§ **Description of the task**: Repeat everything in the material exactly.

§ **Records supplied**:
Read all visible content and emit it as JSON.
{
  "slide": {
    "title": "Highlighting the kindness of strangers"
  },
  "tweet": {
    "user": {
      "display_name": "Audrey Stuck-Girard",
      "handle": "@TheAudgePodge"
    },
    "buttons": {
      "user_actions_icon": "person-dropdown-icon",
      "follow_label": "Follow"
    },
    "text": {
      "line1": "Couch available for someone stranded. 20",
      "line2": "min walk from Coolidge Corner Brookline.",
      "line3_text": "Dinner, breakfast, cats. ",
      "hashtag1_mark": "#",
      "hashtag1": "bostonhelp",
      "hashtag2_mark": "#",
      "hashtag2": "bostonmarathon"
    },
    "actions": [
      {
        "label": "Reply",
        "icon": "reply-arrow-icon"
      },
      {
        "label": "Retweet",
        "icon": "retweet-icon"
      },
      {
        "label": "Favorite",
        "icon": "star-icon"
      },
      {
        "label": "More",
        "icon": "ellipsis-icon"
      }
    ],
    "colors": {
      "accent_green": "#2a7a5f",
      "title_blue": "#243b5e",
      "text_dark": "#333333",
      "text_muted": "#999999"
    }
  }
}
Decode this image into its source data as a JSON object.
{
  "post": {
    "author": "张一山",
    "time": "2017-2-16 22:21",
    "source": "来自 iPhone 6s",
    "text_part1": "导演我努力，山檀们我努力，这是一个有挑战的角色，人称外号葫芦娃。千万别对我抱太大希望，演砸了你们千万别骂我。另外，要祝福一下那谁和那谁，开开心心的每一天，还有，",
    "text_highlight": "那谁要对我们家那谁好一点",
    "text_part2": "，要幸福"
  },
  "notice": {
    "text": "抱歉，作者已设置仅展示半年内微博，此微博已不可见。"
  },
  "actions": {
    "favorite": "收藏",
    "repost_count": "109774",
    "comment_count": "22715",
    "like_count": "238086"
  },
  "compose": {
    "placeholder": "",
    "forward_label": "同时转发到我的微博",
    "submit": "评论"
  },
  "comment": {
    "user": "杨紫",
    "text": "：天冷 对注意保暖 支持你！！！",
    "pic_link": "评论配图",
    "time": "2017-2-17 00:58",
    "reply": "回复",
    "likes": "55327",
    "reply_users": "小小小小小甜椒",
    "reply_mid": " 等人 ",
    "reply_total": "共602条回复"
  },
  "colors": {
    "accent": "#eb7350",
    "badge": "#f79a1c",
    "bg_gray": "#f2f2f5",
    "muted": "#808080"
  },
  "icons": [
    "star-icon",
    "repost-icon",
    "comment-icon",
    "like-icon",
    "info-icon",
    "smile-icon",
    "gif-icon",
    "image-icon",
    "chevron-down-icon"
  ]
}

§ **Output for this exercise**:
Read all visible content and emit it as JSON.
{
  "slide": {
    "title": "Highlighting the kindness of strangers"
  },
  "tweet": {
    "user": {
      "display_name": "Audrey Stuck-Girard",
      "handle": "@TheAudgePodge"
    },
    "buttons": {
      "user_actions_icon": "person-dropdown-icon",
      "follow_label": "Follow"
    },
    "text": {
      "line1": "Couch available for someone stranded. 20",
      "line2": "min walk from Coolidge Corner Brookline.",
      "line3_text": "Dinner, breakfast, cats. ",
      "hashtag1_mark": "#",
      "hashtag1": "bostonhelp",
      "hashtag2_mark": "#",
      "hashtag2": "bostonmarathon"
    },
    "actions": [
      {
        "label": "Reply",
        "icon": "reply-arrow-icon"
      },
      {
        "label": "Retweet",
        "icon": "retweet-icon"
      },
      {
        "label": "Favorite",
        "icon": "star-icon"
      },
      {
        "label": "More",
        "icon": "ellipsis-icon"
      }
    ],
    "colors": {
      "accent_green": "#2a7a5f",
      "title_blue": "#243b5e",
      "text_dark": "#333333",
      "text_muted": "#999999"
    }
  }
}
Decode this image into its source data as a JSON object.
{
  "post": {
    "author": "张一山",
    "time": "2017-2-16 22:21",
    "source": "来自 iPhone 6s",
    "text_part1": "导演我努力，山檀们我努力，这是一个有挑战的角色，人称外号葫芦娃。千万别对我抱太大希望，演砸了你们千万别骂我。另外，要祝福一下那谁和那谁，开开心心的每一天，还有，",
    "text_highlight": "那谁要对我们家那谁好一点",
    "text_part2": "，要幸福"
  },
  "notice": {
    "text": "抱歉，作者已设置仅展示半年内微博，此微博已不可见。"
  },
  "actions": {
    "favorite": "收藏",
    "repost_count": "109774",
    "comment_count": "22715",
    "like_count": "238086"
  },
  "compose": {
    "placeholder": "",
    "forward_label": "同时转发到我的微博",
    "submit": "评论"
  },
  "comment": {
    "user": "杨紫",
    "text": "：天冷 对注意保暖 支持你！！！",
    "pic_link": "评论配图",
    "time": "2017-2-17 00:58",
    "reply": "回复",
    "likes": "55327",
    "reply_users": "小小小小小甜椒",
    "reply_mid": " 等人 ",
    "reply_total": "共602条回复"
  },
  "colors": {
    "accent": "#eb7350",
    "badge": "#f79a1c",
    "bg_gray": "#f2f2f5",
    "muted": "#808080"
  },
  "icons": [
    "star-icon",
    "repost-icon",
    "comment-icon",
    "like-icon",
    "info-icon",
    "smile-icon",
    "gif-icon",
    "image-icon",
    "chevron-down-icon"
  ]
}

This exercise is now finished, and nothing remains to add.